§ Written problem
Please write out the material that follows, exactly as it stands.

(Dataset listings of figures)
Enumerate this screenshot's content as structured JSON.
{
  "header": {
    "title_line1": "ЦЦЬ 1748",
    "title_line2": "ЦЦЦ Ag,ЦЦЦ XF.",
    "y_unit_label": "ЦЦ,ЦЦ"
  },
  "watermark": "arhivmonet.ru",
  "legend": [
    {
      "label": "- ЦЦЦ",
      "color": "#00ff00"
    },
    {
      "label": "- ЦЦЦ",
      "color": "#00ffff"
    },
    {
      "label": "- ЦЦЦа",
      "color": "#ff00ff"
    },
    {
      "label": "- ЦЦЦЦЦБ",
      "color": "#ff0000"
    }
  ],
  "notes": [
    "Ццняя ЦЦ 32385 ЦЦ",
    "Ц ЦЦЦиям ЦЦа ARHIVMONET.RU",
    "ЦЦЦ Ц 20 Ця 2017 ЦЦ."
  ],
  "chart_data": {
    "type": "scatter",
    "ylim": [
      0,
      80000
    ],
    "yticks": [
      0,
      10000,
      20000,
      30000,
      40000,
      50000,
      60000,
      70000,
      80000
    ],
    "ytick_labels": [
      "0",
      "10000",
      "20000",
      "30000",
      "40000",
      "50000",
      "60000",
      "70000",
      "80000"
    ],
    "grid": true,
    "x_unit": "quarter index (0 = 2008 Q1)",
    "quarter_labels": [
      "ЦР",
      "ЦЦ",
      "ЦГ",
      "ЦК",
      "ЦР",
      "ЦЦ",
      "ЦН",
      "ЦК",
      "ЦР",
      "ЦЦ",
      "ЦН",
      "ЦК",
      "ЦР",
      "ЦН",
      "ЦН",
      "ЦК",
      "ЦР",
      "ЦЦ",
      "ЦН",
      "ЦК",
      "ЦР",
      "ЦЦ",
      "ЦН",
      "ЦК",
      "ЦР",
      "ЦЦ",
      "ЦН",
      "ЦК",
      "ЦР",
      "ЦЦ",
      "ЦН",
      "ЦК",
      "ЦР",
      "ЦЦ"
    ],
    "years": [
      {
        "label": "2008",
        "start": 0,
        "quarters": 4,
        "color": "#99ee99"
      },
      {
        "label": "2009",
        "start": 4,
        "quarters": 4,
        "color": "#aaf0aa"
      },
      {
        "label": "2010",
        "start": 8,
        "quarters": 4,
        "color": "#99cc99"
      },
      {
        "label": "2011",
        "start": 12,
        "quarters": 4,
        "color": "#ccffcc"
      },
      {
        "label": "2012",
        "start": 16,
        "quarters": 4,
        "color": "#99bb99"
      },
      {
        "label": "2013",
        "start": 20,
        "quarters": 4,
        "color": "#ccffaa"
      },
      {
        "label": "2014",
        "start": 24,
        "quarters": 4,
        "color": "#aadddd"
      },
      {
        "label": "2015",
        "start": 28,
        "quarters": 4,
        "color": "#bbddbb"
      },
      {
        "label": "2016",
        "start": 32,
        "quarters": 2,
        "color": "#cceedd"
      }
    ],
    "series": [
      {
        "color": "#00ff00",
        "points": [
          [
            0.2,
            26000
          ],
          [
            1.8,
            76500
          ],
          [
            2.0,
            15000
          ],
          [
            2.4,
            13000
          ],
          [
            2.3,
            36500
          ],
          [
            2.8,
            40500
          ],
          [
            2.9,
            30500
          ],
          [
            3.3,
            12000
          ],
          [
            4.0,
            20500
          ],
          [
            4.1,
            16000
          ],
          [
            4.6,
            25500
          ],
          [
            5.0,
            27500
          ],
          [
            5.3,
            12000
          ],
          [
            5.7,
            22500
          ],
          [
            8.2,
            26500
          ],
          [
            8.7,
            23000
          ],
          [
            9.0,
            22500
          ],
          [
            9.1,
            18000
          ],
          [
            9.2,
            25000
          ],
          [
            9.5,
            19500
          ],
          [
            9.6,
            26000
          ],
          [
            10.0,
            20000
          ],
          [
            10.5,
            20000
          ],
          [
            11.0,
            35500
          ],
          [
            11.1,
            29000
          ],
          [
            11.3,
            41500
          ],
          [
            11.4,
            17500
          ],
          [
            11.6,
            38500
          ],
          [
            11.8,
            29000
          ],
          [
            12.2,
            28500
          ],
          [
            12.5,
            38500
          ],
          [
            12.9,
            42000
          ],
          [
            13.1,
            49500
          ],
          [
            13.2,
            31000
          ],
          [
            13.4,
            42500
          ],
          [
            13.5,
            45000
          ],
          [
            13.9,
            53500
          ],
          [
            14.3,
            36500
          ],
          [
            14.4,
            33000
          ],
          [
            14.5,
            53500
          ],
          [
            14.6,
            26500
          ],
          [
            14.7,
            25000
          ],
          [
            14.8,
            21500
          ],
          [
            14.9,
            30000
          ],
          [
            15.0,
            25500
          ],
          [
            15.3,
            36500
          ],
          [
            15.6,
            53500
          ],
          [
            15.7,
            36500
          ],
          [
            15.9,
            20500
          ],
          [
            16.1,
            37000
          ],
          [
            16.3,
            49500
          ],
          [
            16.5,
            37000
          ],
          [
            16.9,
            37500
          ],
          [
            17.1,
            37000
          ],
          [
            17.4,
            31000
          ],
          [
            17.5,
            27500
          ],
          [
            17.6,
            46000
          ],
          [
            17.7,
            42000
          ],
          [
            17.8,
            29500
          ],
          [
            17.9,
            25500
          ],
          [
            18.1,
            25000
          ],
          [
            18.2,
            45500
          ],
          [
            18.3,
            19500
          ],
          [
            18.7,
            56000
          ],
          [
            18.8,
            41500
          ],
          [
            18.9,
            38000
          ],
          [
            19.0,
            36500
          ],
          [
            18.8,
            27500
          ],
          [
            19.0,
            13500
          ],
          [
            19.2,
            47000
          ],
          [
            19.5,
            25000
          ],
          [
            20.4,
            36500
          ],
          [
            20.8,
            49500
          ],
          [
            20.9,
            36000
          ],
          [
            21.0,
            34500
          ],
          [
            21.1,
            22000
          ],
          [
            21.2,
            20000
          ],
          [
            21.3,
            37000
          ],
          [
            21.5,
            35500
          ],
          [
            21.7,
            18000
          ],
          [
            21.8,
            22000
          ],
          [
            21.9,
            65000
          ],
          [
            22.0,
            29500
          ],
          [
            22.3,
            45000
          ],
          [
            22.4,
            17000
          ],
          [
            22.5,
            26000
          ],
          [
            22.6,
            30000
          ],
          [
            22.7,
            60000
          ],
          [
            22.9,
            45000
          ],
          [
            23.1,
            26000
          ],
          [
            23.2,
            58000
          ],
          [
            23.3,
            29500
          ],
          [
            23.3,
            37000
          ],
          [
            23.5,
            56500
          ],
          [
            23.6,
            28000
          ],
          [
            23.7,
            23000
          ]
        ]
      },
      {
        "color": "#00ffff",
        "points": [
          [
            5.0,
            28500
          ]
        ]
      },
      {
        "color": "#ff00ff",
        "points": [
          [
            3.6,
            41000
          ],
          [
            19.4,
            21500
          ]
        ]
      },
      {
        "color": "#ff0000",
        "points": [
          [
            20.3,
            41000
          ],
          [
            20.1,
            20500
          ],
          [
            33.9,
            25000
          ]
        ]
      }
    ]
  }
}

§ Exercise answer
Enumerate this screenshot's content as structured JSON.
{
  "header": {
    "title_line1": "ЦЦЬ 1748",
    "title_line2": "ЦЦЦ Ag,ЦЦЦ XF.",
    "y_unit_label": "ЦЦ,ЦЦ"
  },
  "watermark": "arhivmonet.ru",
  "legend": [
    {
      "label": "- ЦЦЦ",
      "color": "#00ff00"
    },
    {
      "label": "- ЦЦЦ",
      "color": "#00ffff"
    },
    {
      "label": "- ЦЦЦа",
      "color": "#ff00ff"
    },
    {
      "label": "- ЦЦЦЦЦБ",
      "color": "#ff0000"
    }
  ],
  "notes": [
    "Ццняя ЦЦ 32385 ЦЦ",
    "Ц ЦЦЦиям ЦЦа ARHIVMONET.RU",
    "ЦЦЦ Ц 20 Ця 2017 ЦЦ."
  ],
  "chart_data": {
    "type": "scatter",
    "ylim": [
      0,
      80000
    ],
    "yticks": [
      0,
      10000,
      20000,
      30000,
      40000,
      50000,
      60000,
      70000,
      80000
    ],
    "ytick_labels": [
      "0",
      "10000",
      "20000",
      "30000",
      "40000",
      "50000",
      "60000",
      "70000",
      "80000"
    ],
    "grid": true,
    "x_unit": "quarter index (0 = 2008 Q1)",
    "quarter_labels": [
      "ЦР",
      "ЦЦ",
      "ЦГ",
      "ЦК",
      "ЦР",
      "ЦЦ",
      "ЦН",
      "ЦК",
      "ЦР",
      "ЦЦ",
      "ЦН",
      "ЦК",
      "ЦР",
      "ЦН",
      "ЦН",
      "ЦК",
      "ЦР",
      "ЦЦ",
      "ЦН",
      "ЦК",
      "ЦР",
      "ЦЦ",
      "ЦН",
      "ЦК",
      "ЦР",
      "ЦЦ",
      "ЦН",
      "ЦК",
      "ЦР",
      "ЦЦ",
      "ЦН",
      "ЦК",
      "ЦР",
      "ЦЦ"
    ],
    "years": [
      {
        "label": "2008",
        "start": 0,
        "quarters": 4,
        "color": "#99ee99"
      },
      {
        "label": "2009",
        "start": 4,
        "quarters": 4,
        "color": "#aaf0aa"
      },
      {
        "label": "2010",
        "start": 8,
        "quarters": 4,
        "color": "#99cc99"
      },
      {
        "label": "2011",
        "start": 12,
        "quarters": 4,
        "color": "#ccffcc"
      },
      {
        "label": "2012",
        "start": 16,
        "quarters": 4,
        "color": "#99bb99"
      },
      {
        "label": "2013",
        "start": 20,
        "quarters": 4,
        "color": "#ccffaa"
      },
      {
        "label": "2014",
        "start": 24,
        "quarters": 4,
        "color": "#aadddd"
      },
      {
        "label": "2015",
        "start": 28,
        "quarters": 4,
        "color": "#bbddbb"
      },
      {
        "label": "2016",
        "start": 32,
        "quarters": 2,
        "color": "#cceedd"
      }
    ],
    "series": [
      {
        "color": "#00ff00",
        "points": [
          [
            0.2,
            26000
          ],
          [
            1.8,
            76500
          ],
          [
            2.0,
            15000
          ],
          [
            2.4,
            13000
          ],
          [
            2.3,
            36500
          ],
          [
            2.8,
            40500
          ],
          [
            2.9,
            30500
          ],
          [
            3.3,
            12000
          ],
          [
            4.0,
            20500
          ],
          [
            4.1,
            16000
          ],
          [
            4.6,
            25500
          ],
          [
            5.0,
            27500
          ],
          [
            5.3,
            12000
          ],
          [
            5.7,
            22500
          ],
          [
            8.2,
            26500
          ],
          [
            8.7,
            23000
          ],
          [
            9.0,
            22500
          ],
          [
            9.1,
            18000
          ],
          [
            9.2,
            25000
          ],
          [
            9.5,
            19500
          ],
          [
            9.6,
            26000
          ],
          [
            10.0,
            20000
          ],
          [
            10.5,
            20000
          ],
          [
            11.0,
            35500
          ],
          [
            11.1,
            29000
          ],
          [
            11.3,
            41500
          ],
          [
            11.4,
            17500
          ],
          [
            11.6,
            38500
          ],
          [
            11.8,
            29000
          ],
          [
            12.2,
            28500
          ],
          [
            12.5,
            38500
          ],
          [
            12.9,
            42000
          ],
          [
            13.1,
            49500
          ],
          [
            13.2,
            31000
          ],
          [
            13.4,
            42500
          ],
          [
            13.5,
            45000
          ],
          [
            13.9,
            53500
          ],
          [
            14.3,
            36500
          ],
          [
            14.4,
            33000
          ],
          [
            14.5,
            53500
          ],
          [
            14.6,
            26500
          ],
          [
            14.7,
            25000
          ],
          [
            14.8,
            21500
          ],
          [
            14.9,
            30000
          ],
          [
            15.0,
            25500
          ],
          [
            15.3,
            36500
          ],
          [
            15.6,
            53500
          ],
          [
            15.7,
            36500
          ],
          [
            15.9,
            20500
          ],
          [
            16.1,
            37000
          ],
          [
            16.3,
            49500
          ],
          [
            16.5,
            37000
          ],
          [
            16.9,
            37500
          ],
          [
            17.1,
            37000
          ],
          [
            17.4,
            31000
          ],
          [
            17.5,
            27500
          ],
          [
            17.6,
            46000
          ],
          [
            17.7,
            42000
          ],
          [
            17.8,
            29500
          ],
          [
            17.9,
            25500
          ],
          [
            18.1,
            25000
          ],
          [
            18.2,
            45500
          ],
          [
            18.3,
            19500
          ],
          [
            18.7,
            56000
          ],
          [
            18.8,
            41500
          ],
          [
            18.9,
            38000
          ],
          [
            19.0,
            36500
          ],
          [
            18.8,
            27500
          ],
          [
            19.0,
            13500
          ],
          [
            19.2,
            47000
          ],
          [
            19.5,
            25000
          ],
          [
            20.4,
            36500
          ],
          [
            20.8,
            49500
          ],
          [
            20.9,
            36000
          ],
          [
            21.0,
            34500
          ],
          [
            21.1,
            22000
          ],
          [
            21.2,
            20000
          ],
          [
            21.3,
            37000
          ],
          [
            21.5,
            35500
          ],
          [
            21.7,
            18000
          ],
          [
            21.8,
            22000
          ],
          [
            21.9,
            65000
          ],
          [
            22.0,
            29500
          ],
          [
            22.3,
            45000
          ],
          [
            22.4,
            17000
          ],
          [
            22.5,
            26000
          ],
          [
            22.6,
            30000
          ],
          [
            22.7,
            60000
          ],
          [
            22.9,
            45000
          ],
          [
            23.1,
            26000
          ],
          [
            23.2,
            58000
          ],
          [
            23.3,
            29500
          ],
          [
            23.3,
            37000
          ],
          [
            23.5,
            56500
          ],
          [
            23.6,
            28000
          ],
          [
            23.7,
            23000
          ]
        ]
      },
      {
        "color": "#00ffff",
        "points": [
          [
            5.0,
            28500
          ]
        ]
      },
      {
        "color": "#ff00ff",
        "points": [
          [
            3.6,
            41000
          ],
          [
            19.4,
            21500
          ]
        ]
      },
      {
        "color": "#ff0000",
        "points": [
          [
            20.3,
            41000
          ],
          [
            20.1,
            20500
          ],
          [
            33.9,
            25000
          ]
        ]
      }
    ]
  }
}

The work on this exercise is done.